• Prompt:
Please output the lines shown below exactly as they appear.

• Extracted information:

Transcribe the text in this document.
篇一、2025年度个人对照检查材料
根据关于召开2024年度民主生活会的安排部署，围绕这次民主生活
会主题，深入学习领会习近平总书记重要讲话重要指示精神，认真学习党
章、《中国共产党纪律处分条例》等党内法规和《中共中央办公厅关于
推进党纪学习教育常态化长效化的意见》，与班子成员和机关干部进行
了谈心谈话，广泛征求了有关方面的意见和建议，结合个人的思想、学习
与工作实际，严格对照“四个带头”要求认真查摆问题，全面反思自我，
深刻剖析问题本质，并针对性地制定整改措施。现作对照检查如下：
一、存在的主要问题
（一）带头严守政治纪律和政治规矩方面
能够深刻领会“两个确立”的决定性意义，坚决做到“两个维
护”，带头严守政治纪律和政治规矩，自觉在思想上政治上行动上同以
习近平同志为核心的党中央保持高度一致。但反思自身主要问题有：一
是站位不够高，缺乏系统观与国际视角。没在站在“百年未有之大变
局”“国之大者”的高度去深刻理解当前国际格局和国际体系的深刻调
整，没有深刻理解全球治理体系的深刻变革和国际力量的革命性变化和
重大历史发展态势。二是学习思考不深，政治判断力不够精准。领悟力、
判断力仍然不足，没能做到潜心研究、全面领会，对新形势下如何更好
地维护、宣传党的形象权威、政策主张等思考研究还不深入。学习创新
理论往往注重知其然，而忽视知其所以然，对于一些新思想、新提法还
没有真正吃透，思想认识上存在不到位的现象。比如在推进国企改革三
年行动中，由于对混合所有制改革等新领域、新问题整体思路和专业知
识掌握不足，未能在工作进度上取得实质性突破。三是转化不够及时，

• Answer to this task:
Transcribe the text in this document.
篇一、2025年度个人对照检查材料
根据关于召开2024年度民主生活会的安排部署，围绕这次民主生活
会主题，深入学习领会习近平总书记重要讲话重要指示精神，认真学习党
章、《中国共产党纪律处分条例》等党内法规和《中共中央办公厅关于
推进党纪学习教育常态化长效化的意见》，与班子成员和机关干部进行
了谈心谈话，广泛征求了有关方面的意见和建议，结合个人的思想、学习
与工作实际，严格对照“四个带头”要求认真查摆问题，全面反思自我，
深刻剖析问题本质，并针对性地制定整改措施。现作对照检查如下：
一、存在的主要问题
（一）带头严守政治纪律和政治规矩方面
能够深刻领会“两个确立”的决定性意义，坚决做到“两个维
护”，带头严守政治纪律和政治规矩，自觉在思想上政治上行动上同以
习近平同志为核心的党中央保持高度一致。但反思自身主要问题有：一
是站位不够高，缺乏系统观与国际视角。没在站在“百年未有之大变
局”“国之大者”的高度去深刻理解当前国际格局和国际体系的深刻调
整，没有深刻理解全球治理体系的深刻变革和国际力量的革命性变化和
重大历史发展态势。二是学习思考不深，政治判断力不够精准。领悟力、
判断力仍然不足，没能做到潜心研究、全面领会，对新形势下如何更好
地维护、宣传党的形象权威、政策主张等思考研究还不深入。学习创新
理论往往注重知其然，而忽视知其所以然，对于一些新思想、新提法还
没有真正吃透，思想认识上存在不到位的现象。比如在推进国企改革三
年行动中，由于对混合所有制改革等新领域、新问题整体思路和专业知
识掌握不足，未能在工作进度上取得实质性突破。三是转化不够及时，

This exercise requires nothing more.